_Description of the task_
How many lines of the material below contain the string "quote"? Answer with the number and nothing else.

_Data excerpts_

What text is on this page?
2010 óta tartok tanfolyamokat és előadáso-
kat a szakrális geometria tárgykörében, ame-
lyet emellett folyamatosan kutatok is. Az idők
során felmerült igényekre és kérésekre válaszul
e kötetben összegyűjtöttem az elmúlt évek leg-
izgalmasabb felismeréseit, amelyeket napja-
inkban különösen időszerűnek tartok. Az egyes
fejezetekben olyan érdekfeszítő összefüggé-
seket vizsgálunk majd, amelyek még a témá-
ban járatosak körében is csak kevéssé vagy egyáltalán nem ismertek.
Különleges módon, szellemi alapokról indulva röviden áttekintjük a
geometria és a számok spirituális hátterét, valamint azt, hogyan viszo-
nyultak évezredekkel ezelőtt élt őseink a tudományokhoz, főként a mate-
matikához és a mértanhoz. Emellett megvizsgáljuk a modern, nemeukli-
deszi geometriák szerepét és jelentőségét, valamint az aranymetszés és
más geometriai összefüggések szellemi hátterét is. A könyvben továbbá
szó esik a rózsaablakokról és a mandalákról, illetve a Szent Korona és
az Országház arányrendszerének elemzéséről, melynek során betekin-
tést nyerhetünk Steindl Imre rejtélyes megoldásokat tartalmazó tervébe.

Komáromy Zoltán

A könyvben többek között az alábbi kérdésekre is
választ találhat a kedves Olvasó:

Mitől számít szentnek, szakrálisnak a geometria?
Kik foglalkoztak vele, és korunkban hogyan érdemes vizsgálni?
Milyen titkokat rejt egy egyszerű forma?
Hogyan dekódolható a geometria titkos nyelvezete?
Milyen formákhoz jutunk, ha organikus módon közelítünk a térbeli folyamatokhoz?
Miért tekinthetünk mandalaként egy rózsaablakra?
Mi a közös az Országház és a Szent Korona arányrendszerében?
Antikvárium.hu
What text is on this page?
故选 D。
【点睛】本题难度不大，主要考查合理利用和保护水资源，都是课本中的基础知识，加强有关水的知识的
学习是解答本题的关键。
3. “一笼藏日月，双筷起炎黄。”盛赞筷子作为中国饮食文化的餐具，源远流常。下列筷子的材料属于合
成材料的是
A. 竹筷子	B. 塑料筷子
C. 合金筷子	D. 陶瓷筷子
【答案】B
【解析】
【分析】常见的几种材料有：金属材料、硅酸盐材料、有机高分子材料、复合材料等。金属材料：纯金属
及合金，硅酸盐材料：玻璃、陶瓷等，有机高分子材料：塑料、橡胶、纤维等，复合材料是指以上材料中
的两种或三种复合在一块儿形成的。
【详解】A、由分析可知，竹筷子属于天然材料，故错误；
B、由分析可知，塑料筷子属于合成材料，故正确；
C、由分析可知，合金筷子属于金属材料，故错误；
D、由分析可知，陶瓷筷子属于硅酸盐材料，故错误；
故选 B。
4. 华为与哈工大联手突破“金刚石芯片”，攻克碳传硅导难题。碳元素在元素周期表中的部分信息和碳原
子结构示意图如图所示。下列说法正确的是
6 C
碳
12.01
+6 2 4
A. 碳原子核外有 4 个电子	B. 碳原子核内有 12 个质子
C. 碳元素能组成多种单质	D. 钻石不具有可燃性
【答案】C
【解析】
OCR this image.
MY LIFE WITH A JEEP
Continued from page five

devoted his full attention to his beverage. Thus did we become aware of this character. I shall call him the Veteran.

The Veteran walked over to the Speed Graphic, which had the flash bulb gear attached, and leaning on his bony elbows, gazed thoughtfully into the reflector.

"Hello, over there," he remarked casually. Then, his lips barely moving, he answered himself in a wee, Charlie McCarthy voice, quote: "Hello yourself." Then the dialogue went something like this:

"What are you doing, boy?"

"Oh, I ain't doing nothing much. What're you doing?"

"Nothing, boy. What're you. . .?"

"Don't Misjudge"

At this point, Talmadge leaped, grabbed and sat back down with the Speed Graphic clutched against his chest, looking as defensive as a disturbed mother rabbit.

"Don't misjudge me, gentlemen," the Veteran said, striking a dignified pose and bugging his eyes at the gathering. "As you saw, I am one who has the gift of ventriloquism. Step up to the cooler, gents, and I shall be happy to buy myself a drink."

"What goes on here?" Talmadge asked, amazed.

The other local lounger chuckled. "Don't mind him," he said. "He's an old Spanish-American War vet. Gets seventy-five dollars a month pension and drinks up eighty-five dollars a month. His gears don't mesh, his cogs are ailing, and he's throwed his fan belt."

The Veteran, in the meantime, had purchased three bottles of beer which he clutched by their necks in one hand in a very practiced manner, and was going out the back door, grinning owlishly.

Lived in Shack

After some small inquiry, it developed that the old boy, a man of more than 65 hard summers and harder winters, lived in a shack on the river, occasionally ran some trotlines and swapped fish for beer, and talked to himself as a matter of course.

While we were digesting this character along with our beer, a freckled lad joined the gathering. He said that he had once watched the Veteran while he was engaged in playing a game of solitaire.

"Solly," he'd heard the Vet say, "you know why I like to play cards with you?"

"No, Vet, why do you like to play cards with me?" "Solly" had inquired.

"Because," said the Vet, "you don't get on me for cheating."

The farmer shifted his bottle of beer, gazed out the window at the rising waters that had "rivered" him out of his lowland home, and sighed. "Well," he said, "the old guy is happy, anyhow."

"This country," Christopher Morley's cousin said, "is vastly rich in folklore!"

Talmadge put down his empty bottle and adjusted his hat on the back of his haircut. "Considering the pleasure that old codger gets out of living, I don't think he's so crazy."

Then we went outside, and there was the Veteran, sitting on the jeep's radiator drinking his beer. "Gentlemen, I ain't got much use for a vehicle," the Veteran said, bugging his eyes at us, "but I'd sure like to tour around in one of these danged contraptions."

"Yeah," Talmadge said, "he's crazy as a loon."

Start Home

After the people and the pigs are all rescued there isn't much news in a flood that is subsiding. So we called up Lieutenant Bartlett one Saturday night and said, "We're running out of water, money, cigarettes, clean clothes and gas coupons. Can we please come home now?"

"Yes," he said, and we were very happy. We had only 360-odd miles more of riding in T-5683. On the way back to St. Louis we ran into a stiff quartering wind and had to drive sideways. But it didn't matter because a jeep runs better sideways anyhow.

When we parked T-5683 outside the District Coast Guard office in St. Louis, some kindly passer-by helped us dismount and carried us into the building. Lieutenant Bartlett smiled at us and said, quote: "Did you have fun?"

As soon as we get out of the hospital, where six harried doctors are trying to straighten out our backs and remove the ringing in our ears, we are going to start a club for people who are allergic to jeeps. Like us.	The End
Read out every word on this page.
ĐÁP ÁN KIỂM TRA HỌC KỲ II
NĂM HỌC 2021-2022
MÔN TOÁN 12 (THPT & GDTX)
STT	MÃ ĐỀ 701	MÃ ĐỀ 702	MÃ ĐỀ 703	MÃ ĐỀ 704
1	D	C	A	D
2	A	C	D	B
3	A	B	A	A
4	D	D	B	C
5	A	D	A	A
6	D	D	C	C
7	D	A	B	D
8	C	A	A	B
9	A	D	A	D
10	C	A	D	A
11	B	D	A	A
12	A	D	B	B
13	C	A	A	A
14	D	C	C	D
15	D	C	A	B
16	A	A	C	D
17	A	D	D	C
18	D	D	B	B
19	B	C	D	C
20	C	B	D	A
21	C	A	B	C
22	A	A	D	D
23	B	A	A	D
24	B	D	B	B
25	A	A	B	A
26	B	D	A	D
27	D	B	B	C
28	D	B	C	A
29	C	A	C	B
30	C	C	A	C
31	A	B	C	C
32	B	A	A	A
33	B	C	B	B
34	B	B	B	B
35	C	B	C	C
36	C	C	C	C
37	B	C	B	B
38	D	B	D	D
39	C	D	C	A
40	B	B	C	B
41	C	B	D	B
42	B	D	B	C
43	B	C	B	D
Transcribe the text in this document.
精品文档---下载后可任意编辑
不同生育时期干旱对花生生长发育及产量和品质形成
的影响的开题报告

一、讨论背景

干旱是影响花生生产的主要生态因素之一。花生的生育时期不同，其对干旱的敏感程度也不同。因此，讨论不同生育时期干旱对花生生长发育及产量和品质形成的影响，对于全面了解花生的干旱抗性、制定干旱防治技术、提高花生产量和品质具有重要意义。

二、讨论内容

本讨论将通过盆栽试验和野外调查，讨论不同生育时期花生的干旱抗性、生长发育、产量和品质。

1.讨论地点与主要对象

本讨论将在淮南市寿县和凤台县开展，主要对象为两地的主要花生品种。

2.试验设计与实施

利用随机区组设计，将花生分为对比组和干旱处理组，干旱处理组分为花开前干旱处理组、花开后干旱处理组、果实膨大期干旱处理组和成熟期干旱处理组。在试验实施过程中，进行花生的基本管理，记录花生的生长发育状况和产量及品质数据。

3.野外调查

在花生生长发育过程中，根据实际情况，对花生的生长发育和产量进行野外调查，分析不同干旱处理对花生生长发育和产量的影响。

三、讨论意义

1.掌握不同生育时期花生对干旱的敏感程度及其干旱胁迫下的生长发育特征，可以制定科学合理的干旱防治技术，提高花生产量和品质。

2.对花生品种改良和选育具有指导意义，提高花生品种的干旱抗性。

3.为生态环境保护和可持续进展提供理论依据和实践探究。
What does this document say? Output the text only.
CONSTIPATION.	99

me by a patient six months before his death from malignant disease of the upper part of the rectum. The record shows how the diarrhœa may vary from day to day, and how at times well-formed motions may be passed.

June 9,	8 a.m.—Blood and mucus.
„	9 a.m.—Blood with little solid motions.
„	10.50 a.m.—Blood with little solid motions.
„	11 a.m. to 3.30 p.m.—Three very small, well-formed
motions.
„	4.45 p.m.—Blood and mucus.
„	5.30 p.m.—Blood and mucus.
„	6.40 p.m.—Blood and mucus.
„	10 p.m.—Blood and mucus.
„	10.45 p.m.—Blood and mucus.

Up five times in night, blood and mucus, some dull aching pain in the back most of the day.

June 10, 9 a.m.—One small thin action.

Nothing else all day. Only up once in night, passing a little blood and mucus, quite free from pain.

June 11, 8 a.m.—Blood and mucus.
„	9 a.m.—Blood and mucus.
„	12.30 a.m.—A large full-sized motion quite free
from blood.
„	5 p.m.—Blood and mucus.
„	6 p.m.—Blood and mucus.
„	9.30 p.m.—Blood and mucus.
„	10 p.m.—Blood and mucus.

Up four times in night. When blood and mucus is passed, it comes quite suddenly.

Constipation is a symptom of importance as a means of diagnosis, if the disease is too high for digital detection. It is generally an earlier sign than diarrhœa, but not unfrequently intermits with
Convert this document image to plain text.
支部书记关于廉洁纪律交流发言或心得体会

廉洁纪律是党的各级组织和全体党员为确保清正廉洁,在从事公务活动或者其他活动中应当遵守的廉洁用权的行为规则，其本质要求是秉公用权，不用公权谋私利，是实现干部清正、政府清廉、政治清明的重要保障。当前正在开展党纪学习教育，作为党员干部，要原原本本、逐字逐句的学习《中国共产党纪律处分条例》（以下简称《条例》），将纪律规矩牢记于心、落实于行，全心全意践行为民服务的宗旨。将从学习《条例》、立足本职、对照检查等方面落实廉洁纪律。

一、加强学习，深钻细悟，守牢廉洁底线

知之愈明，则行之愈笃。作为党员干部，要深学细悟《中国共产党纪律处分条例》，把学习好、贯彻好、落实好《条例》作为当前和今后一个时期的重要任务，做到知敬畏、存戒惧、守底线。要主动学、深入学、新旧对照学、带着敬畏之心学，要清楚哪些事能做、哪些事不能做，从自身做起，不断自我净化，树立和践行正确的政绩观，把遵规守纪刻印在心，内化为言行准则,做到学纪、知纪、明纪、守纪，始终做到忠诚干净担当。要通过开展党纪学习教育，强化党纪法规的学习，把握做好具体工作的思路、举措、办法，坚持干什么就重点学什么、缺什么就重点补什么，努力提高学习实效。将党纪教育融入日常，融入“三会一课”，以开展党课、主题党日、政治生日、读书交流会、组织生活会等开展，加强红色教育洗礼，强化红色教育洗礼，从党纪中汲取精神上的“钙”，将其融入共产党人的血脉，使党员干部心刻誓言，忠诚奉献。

_The output_
2